(Extracted data entries)
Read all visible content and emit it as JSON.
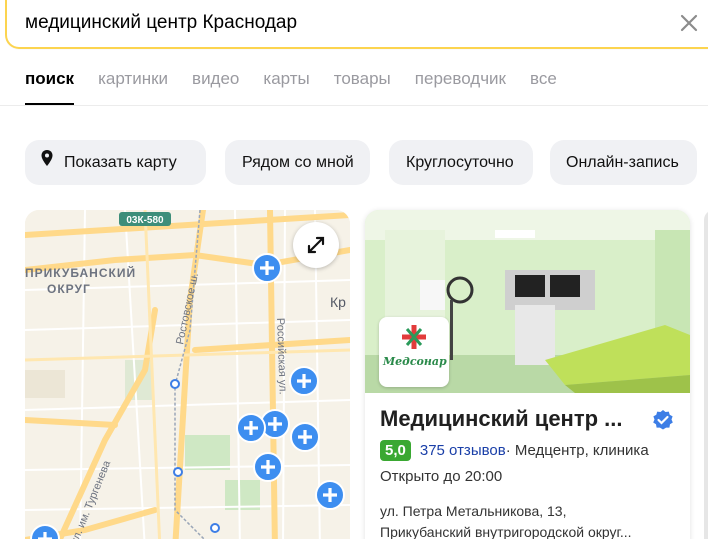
{
  "search": {
    "query": "медицинский центр Краснодар"
  },
  "tabs": [
    {
      "label": "поиск",
      "active": true
    },
    {
      "label": "картинки"
    },
    {
      "label": "видео"
    },
    {
      "label": "карты"
    },
    {
      "label": "товары"
    },
    {
      "label": "переводчик"
    },
    {
      "label": "все"
    }
  ],
  "chips": [
    {
      "label": "Показать карту",
      "icon": "map-pin-icon"
    },
    {
      "label": "Рядом со мной"
    },
    {
      "label": "Круглосуточно"
    },
    {
      "label": "Онлайн-запись"
    }
  ],
  "map": {
    "road_badge": "03К-580",
    "district_label_line1": "ПРИКУБАНСКИЙ",
    "district_label_line2": "ОКРУГ",
    "street_rostovskoe": "Ростовское ш.",
    "street_rossiyskaya": "Российская ул.",
    "street_turgeneva": "ул. им. Тургенева",
    "city_label": "Кр",
    "icon": "medical-cross-marker-icon",
    "colors": {
      "background": "#f6f2e8",
      "road": "#ffd98a",
      "park": "#cfe8c4",
      "marker": "#3d8ef0"
    }
  },
  "org": {
    "title": "Медицинский центр ...",
    "rating": "5,0",
    "reviews": "375 отзывов",
    "category": " · Медцентр, клиника",
    "hours": "Открыто до 20:00",
    "address_line1": "ул. Петра Метальникова, 13,",
    "address_line2": "Прикубанский внутригородской округ...",
    "logo_text": "Медсонар",
    "verified_icon": "verified-check-icon",
    "colors": {
      "rating_badge": "#3aa832",
      "reviews_link": "#1a3fa8",
      "verified": "#3d7ee6"
    }
  },
  "colors": {
    "search_border": "#fcd44f",
    "chip_bg": "#f0f1f4",
    "tab_inactive": "#9a9aa0"
  }
}
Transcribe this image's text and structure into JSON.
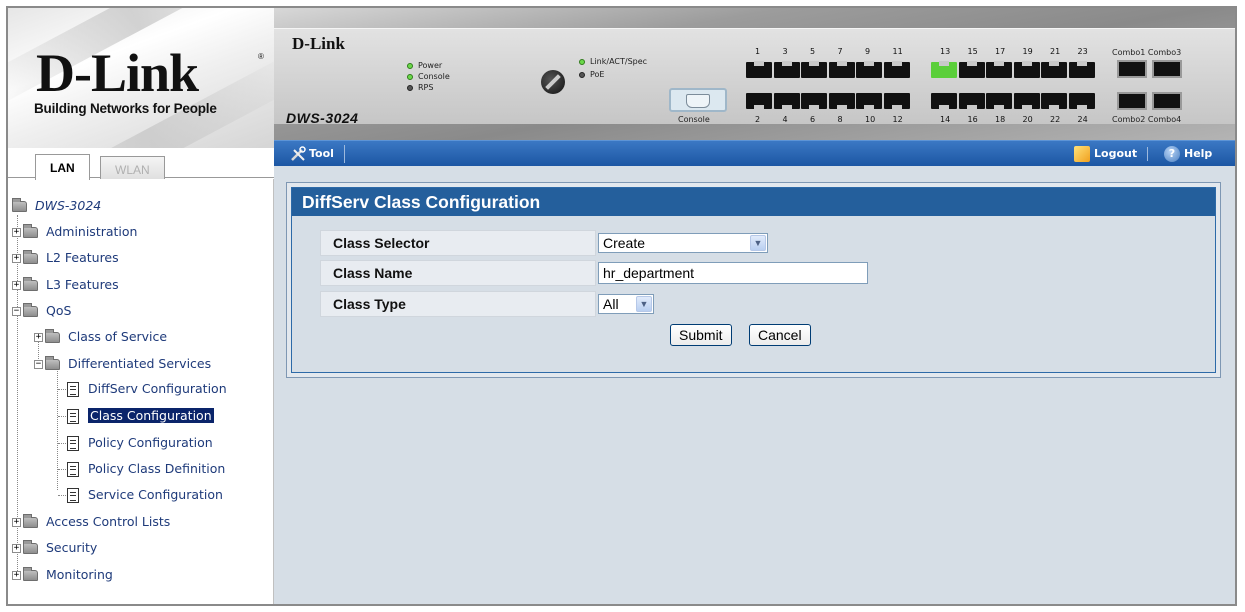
{
  "brand": {
    "logo": "D-Link",
    "tagline": "Building Networks for People"
  },
  "tabs": [
    {
      "label": "LAN",
      "active": true
    },
    {
      "label": "WLAN",
      "active": false
    }
  ],
  "device": {
    "brand": "D-Link",
    "model": "DWS-3024",
    "leds_left": [
      "Power",
      "Console",
      "RPS"
    ],
    "leds_right": [
      "Link/ACT/Spec",
      "PoE"
    ],
    "console_label": "Console",
    "top_port_numbers": [
      "1",
      "3",
      "5",
      "7",
      "9",
      "11",
      "13",
      "15",
      "17",
      "19",
      "21",
      "23"
    ],
    "bottom_port_numbers": [
      "2",
      "4",
      "6",
      "8",
      "10",
      "12",
      "14",
      "16",
      "18",
      "20",
      "22",
      "24"
    ],
    "combo_top": "Combo1 Combo3",
    "combo_bottom": "Combo2 Combo4"
  },
  "toolbar": {
    "tool": "Tool",
    "logout": "Logout",
    "help": "Help",
    "accent": "#245f9c"
  },
  "tree": {
    "root": "DWS-3024",
    "items": {
      "administration": "Administration",
      "l2": "L2 Features",
      "l3": "L3 Features",
      "qos": "QoS",
      "cos": "Class of Service",
      "diffserv": "Differentiated Services",
      "diffserv_config": "DiffServ Configuration",
      "class_config": "Class Configuration",
      "policy_config": "Policy Configuration",
      "policy_class_def": "Policy Class Definition",
      "service_config": "Service Configuration",
      "acl": "Access Control Lists",
      "security": "Security",
      "monitoring": "Monitoring"
    },
    "selected": "Class Configuration"
  },
  "form": {
    "title": "DiffServ Class Configuration",
    "class_selector": {
      "label": "Class Selector",
      "value": "Create"
    },
    "class_name": {
      "label": "Class Name",
      "value": "hr_department"
    },
    "class_type": {
      "label": "Class Type",
      "value": "All"
    },
    "submit": "Submit",
    "cancel": "Cancel"
  }
}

Required work: Find the number of lines in which the word "Policy" occurs, and write nothing but that number.

Output of the task: 2